== Record set
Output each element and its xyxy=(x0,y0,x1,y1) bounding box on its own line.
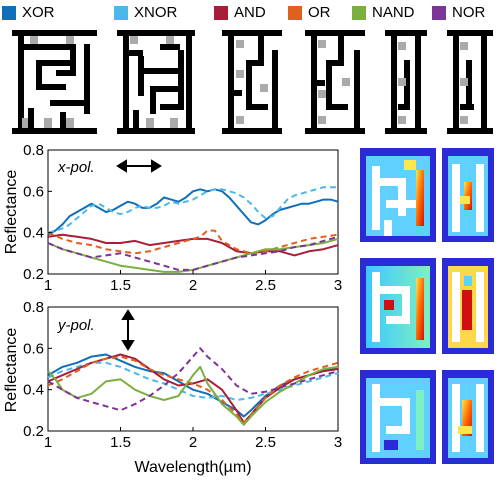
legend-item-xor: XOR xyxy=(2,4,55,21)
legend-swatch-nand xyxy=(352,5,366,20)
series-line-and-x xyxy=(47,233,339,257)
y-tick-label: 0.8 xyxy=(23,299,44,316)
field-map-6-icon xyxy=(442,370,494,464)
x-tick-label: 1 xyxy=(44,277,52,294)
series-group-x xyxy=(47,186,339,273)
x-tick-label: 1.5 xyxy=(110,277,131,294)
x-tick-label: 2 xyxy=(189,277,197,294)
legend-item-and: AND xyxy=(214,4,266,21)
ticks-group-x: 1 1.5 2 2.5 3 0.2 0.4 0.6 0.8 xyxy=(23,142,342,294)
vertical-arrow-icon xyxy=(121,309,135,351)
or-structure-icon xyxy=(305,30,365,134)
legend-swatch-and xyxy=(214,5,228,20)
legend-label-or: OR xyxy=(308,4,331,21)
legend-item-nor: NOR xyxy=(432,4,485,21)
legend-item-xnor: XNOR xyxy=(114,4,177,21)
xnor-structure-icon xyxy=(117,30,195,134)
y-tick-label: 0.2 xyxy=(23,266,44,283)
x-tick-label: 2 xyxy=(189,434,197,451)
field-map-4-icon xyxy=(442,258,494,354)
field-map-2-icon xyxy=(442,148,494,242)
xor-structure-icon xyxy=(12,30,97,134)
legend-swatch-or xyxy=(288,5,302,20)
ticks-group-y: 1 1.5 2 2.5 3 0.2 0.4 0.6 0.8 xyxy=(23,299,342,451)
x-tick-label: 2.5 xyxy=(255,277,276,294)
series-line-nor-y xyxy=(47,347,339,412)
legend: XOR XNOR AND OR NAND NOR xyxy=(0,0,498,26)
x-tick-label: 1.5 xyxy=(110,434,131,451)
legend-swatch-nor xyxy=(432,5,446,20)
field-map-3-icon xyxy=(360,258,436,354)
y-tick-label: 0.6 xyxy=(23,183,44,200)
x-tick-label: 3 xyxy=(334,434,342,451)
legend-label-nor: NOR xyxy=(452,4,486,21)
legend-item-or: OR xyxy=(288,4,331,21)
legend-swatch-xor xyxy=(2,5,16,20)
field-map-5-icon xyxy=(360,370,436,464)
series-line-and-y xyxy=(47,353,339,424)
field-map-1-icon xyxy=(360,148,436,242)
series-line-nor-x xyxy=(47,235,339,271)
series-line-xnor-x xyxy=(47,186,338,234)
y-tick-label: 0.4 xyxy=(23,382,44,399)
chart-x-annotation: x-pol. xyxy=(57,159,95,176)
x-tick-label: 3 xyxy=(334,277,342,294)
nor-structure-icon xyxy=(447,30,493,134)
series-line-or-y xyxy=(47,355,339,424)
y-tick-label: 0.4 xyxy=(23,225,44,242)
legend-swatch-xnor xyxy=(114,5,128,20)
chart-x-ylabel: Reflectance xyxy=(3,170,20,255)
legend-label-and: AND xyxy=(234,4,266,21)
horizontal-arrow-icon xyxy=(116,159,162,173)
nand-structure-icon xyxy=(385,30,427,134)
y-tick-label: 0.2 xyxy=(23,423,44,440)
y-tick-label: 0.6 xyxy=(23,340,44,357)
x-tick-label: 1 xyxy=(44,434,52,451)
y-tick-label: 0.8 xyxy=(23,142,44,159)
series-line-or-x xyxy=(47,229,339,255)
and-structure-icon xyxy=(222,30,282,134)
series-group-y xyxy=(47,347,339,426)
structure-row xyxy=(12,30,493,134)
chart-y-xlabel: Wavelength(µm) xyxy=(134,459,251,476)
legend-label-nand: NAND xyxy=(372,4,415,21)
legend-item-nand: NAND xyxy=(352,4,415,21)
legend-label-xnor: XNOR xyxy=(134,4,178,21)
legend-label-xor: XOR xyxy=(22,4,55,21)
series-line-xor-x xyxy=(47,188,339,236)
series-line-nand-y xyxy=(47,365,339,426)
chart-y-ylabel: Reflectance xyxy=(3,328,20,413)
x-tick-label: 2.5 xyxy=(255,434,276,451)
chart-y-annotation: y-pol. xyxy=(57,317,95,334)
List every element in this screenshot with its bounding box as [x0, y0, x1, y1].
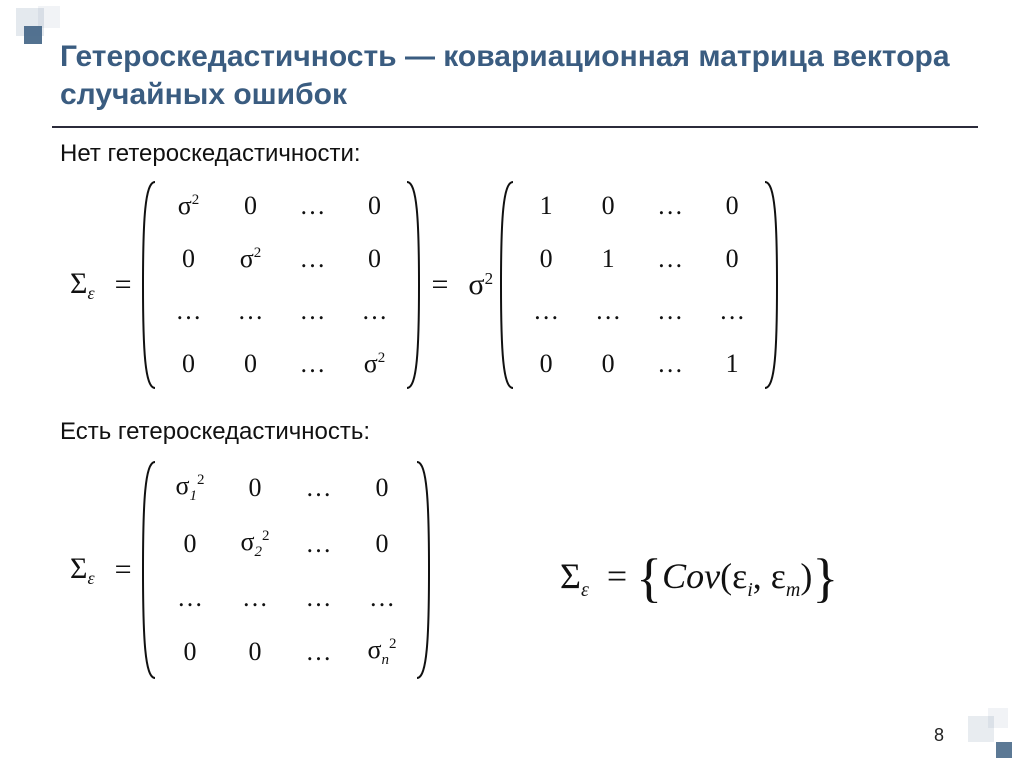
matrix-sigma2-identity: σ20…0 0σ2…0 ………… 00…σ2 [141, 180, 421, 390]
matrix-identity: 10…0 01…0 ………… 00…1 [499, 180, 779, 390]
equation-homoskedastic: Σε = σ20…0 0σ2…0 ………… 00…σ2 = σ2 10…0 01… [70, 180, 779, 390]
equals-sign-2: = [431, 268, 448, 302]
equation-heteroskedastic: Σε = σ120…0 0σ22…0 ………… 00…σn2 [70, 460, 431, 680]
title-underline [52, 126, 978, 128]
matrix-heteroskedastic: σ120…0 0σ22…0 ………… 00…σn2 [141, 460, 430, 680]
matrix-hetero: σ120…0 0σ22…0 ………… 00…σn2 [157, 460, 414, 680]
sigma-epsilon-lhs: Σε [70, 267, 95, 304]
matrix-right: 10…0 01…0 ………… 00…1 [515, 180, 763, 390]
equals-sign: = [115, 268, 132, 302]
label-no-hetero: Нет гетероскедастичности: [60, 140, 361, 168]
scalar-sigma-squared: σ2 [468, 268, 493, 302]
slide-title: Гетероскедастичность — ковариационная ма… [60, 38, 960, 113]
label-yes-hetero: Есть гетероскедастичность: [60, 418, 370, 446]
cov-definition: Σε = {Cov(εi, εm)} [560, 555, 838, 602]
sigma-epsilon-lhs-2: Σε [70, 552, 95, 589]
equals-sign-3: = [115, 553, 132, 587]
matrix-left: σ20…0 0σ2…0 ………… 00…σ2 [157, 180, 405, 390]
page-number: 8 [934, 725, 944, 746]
====
-- To be done --
Render every line of the listing as a Markdown table with two columns, Row and Entry, numbering the rows and skipping blank lines. Leave the pictures out of the table.

-- Exercise output --
| Row | Entry |
|---|---|
| 1 | Output each element and its xyxy=(x0,y0,x1,y1) bounding box on its own line. |
| 2 | legend-item-xor: XOR xyxy=(2,4,55,21) |
| 3 | legend-swatch-nand xyxy=(352,5,366,20) |
| 4 | series-line-and-x xyxy=(47,233,339,257) |
| 5 | y-tick-label: 0.8 xyxy=(23,299,44,316) |
| 6 | field-map-6-icon xyxy=(442,370,494,464) |
| 7 | x-tick-label: 1 xyxy=(44,277,52,294) |
| 8 | series-group-x xyxy=(47,186,339,273) |
| 9 | x-tick-label: 1.5 xyxy=(110,277,131,294) |
| 10 | x-tick-label: 2 xyxy=(189,277,197,294) |
| 11 | legend-item-and: AND xyxy=(214,4,266,21) |
| 12 | ticks-group-x: 1 1.5 2 2.5 3 0.2 0.4 0.6 0.8 xyxy=(23,142,342,294) |
| 13 | vertical-arrow-icon xyxy=(121,309,135,351) |
| 14 | or-structure-icon xyxy=(305,30,365,134) |
| 15 | legend-swatch-and xyxy=(214,5,228,20) |
| 16 | legend-label-or: OR xyxy=(308,4,331,21) |
| 17 | legend-item-nor: NOR xyxy=(432,4,485,21) |
| 18 | legend-item-xnor: XNOR xyxy=(114,4,177,21) |
| 19 | xnor-structure-icon xyxy=(117,30,195,134) |
| 20 | y-tick-label: 0.2 xyxy=(23,266,44,283) |
| 21 | x-tick-label: 2 xyxy=(189,434,197,451) |
| 22 | field-map-4-icon xyxy=(442,258,494,354) |
| 23 | field-map-2-icon xyxy=(442,148,494,242) |
| 24 | xor-structure-icon xyxy=(12,30,97,134) |
| 25 | legend-swatch-or xyxy=(288,5,302,20) |
| 26 | ticks-group-y: 1 1.5 2 2.5 3 0.2 0.4 0.6 0.8 xyxy=(23,299,342,451) |
| 27 | x-tick-label: 2.5 xyxy=(255,277,276,294) |
| 28 | series-line-nor-y xyxy=(47,347,339,412) |
| 29 | legend: XOR XNOR AND OR NAND NOR xyxy=(0,0,498,26) |
| 30 | x-tick-label: 1.5 xyxy=(110,434,131,451) |
| 31 | legend-swatch-nor xyxy=(432,5,446,20) |
| 32 | field-map-3-icon xyxy=(360,258,436,354) |
| 33 | y-tick-label: 0.6 xyxy=(23,183,44,200) |
| 34 | x-tick-label: 3 xyxy=(334,434,342,451) |
| 35 | legend-label-nor: NOR xyxy=(452,4,486,21) |
| 36 | legend-item-or: OR xyxy=(288,4,331,21) |
| 37 | legend-swatch-xor xyxy=(2,5,16,20) |
| 38 | field-map-5-icon xyxy=(360,370,436,464) |
| 39 | series-line-and-y xyxy=(47,353,339,424) |
| 40 | field-map-1-icon xyxy=(360,148,436,242) |
| 41 | series-line-nor-x xyxy=(47,235,339,271) |
| 42 | series-line-xnor-x xyxy=(47,186,338,234) |
| 43 | y-tick-label: 0.4 xyxy=(23,382,44,399) |
| 44 | chart-x-annotation: x-pol. xyxy=(57,159,95,176) |
| 45 | x-tick-label: 3 xyxy=(334,277,342,294) |
| 46 | nor-structure-icon xyxy=(447,30,493,134) |
| 47 | series-line-or-y xyxy=(47,355,339,424) |
| 48 | y-tick-label: 0.4 xyxy=(23,225,44,242) |
| 49 | legend-swatch-xnor xyxy=(114,5,128,20) |
| 50 | chart-x-ylabel: Reflectance xyxy=(3,170,20,255) |
| 51 | legend-label-and: AND xyxy=(234,4,266,21) |
| 52 | horizontal-arrow-icon xyxy=(116,159,162,173) |
| 53 | nand-structure-icon xyxy=(385,30,427,134) |
| 54 | y-tick-label: 0.2 xyxy=(23,423,44,440) |
| 55 | y-tick-label: 0.6 xyxy=(23,340,44,357) |
| 56 | x-tick-label: 1 xyxy=(44,434,52,451) |
| 57 | y-tick-label: 0.8 xyxy=(23,142,44,159) |
| 58 | series-line-or-x xyxy=(47,229,339,255) |
| 59 | and-structure-icon xyxy=(222,30,282,134) |
| 60 | series-group-y xyxy=(47,347,339,426) |
| 61 | structure-row xyxy=(12,30,493,134) |
| 62 | chart-y-xlabel: Wavelength(µm) xyxy=(134,459,251,476) |
| 63 | legend-label-nand: NAND xyxy=(372,4,415,21) |
| 64 | legend-item-nand: NAND xyxy=(352,4,415,21) |
| 65 | legend-label-xnor: XNOR xyxy=(134,4,178,21) |
| 66 | legend-label-xor: XOR xyxy=(22,4,55,21) |
| 67 | series-line-xor-x xyxy=(47,188,339,236) |
| 68 | series-line-nand-y xyxy=(47,365,339,426) |
| 69 | chart-y-ylabel: Reflectance xyxy=(3,328,20,413) |
| 70 | x-tick-label: 2.5 xyxy=(255,434,276,451) |
| 71 | chart-y-annotation: y-pol. xyxy=(57,317,95,334) |
| 72 | List every element in this screenshot with its bounding box as [x0, y0, x1, y1]. |
| 73 | matrix-sigma2-identity: σ20…0 0σ2…0 ………… 00…σ2 [141, 180, 421, 390] |
| 74 | matrix-identity: 10…0 01…0 ………… 00…1 [499, 180, 779, 390] |
| 75 | equation-homoskedastic: Σε = σ20…0 0σ2…0 ………… 00…σ2 = σ2 10…0 01… [70, 180, 779, 390] |
| 76 | equals-sign-2: = [431, 268, 448, 302] |
| 77 | equation-heteroskedastic: Σε = σ120…0 0σ22…0 ………… 00…σn2 [70, 460, 431, 680] |
| 78 | title-underline [52, 126, 978, 128] |
| 79 | matrix-heteroskedastic: σ120…0 0σ22…0 ………… 00…σn2 [141, 460, 430, 680] |
| 80 | matrix-hetero: σ120…0 0σ22…0 ………… 00…σn2 [157, 460, 414, 680] |
| 81 | sigma-epsilon-lhs: Σε [70, 267, 95, 304] |
| 82 | matrix-right: 10…0 01…0 ………… 00…1 [515, 180, 763, 390] |
| 83 | equals-sign: = [115, 268, 132, 302] |
| 84 | label-no-hetero: Нет гетероскедастичности: [60, 140, 361, 168] |
| 85 | scalar-sigma-squared: σ2 [468, 268, 493, 302] |
| 86 | slide-title: Гетероскедастичность — ковариационная ма… [60, 38, 960, 113] |
| 87 | label-yes-hetero: Есть гетероскедастичность: [60, 418, 370, 446] |
| 88 | cov-definition: Σε = {Cov(εi, εm)} [560, 555, 838, 602] |
| 89 | sigma-epsilon-lhs-2: Σε [70, 552, 95, 589] |
| 90 | equals-sign-3: = [115, 553, 132, 587] |
| 91 | matrix-left: σ20…0 0σ2…0 ………… 00…σ2 [157, 180, 405, 390] |
| 92 | page-number: 8 [934, 725, 944, 746] |